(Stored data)

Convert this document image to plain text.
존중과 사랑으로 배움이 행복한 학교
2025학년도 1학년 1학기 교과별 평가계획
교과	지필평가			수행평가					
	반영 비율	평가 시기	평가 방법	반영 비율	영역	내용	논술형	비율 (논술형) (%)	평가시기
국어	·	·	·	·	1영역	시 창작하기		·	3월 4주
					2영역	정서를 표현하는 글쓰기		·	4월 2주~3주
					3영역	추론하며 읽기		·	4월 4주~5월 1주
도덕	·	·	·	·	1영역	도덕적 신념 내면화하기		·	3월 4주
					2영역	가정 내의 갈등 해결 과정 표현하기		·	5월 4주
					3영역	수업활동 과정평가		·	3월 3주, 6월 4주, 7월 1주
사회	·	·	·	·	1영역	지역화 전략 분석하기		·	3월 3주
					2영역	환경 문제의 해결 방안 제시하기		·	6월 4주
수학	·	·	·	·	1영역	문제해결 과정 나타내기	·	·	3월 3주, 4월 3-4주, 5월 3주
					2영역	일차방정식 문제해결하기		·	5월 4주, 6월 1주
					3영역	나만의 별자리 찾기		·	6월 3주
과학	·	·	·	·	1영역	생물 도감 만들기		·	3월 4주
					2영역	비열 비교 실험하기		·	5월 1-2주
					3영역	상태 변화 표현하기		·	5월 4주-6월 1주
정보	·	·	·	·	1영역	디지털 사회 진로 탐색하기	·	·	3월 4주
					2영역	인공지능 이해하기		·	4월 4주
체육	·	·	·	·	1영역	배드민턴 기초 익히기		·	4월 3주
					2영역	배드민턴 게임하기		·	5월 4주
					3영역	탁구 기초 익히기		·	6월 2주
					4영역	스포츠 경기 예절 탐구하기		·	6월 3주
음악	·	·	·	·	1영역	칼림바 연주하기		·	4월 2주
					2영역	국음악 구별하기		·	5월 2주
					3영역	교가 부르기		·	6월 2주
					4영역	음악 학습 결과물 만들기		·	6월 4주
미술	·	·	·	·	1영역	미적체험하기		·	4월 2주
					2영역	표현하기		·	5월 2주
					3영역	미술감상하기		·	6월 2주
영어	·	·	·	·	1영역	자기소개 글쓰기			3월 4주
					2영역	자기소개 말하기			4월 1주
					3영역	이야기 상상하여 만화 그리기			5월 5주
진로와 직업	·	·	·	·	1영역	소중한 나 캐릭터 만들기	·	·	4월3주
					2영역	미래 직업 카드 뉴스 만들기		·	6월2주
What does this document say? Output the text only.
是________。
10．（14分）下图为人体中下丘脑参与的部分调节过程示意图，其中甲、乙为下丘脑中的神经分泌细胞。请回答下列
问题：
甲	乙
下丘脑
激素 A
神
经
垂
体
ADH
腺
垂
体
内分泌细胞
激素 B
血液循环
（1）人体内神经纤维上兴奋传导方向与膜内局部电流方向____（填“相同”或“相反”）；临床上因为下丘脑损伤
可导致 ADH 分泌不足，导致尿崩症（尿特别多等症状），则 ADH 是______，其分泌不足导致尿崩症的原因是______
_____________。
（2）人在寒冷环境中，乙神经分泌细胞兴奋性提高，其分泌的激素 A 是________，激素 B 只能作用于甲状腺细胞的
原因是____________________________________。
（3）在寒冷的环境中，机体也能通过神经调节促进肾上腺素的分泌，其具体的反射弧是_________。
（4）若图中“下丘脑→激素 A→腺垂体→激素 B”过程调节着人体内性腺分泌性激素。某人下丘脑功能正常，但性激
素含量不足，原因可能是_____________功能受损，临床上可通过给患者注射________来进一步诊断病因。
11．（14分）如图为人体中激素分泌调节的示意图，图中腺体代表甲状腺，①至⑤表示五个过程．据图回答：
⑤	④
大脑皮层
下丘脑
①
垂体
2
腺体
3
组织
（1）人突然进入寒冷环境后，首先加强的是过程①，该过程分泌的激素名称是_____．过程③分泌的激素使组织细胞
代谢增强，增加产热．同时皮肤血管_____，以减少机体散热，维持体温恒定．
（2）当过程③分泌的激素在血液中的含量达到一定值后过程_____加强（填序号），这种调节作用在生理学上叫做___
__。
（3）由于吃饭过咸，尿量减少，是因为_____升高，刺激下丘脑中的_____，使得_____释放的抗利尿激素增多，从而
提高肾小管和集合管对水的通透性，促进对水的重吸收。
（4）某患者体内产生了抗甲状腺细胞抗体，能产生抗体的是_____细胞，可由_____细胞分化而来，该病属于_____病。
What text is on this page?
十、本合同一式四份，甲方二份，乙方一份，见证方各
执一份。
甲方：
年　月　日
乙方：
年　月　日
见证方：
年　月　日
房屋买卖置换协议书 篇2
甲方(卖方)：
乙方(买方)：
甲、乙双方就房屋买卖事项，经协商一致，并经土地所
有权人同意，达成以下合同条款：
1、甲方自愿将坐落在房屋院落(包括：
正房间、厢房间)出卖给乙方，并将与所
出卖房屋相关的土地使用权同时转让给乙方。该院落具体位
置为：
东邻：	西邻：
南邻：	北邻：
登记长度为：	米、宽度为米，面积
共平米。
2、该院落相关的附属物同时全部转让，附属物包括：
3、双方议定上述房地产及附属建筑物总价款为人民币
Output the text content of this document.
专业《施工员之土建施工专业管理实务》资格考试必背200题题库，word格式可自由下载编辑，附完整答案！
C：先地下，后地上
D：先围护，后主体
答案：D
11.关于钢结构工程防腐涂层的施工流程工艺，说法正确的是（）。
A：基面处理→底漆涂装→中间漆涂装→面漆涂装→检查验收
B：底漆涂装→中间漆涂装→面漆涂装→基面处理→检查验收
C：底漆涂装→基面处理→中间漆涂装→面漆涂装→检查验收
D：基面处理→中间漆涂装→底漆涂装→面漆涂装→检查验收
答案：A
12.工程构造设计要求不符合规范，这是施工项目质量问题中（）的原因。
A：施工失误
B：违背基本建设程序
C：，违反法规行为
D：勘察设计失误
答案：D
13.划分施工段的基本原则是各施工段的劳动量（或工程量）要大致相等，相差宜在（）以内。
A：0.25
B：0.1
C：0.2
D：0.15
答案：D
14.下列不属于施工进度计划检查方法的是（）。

- [Exercise goal] Write down every line of the data above that includes the string "자기소개".

- [Answer in full]
영어	·	·	·	·	1영역	자기소개 글쓰기			3월 4주
					2영역	자기소개 말하기			4월 1주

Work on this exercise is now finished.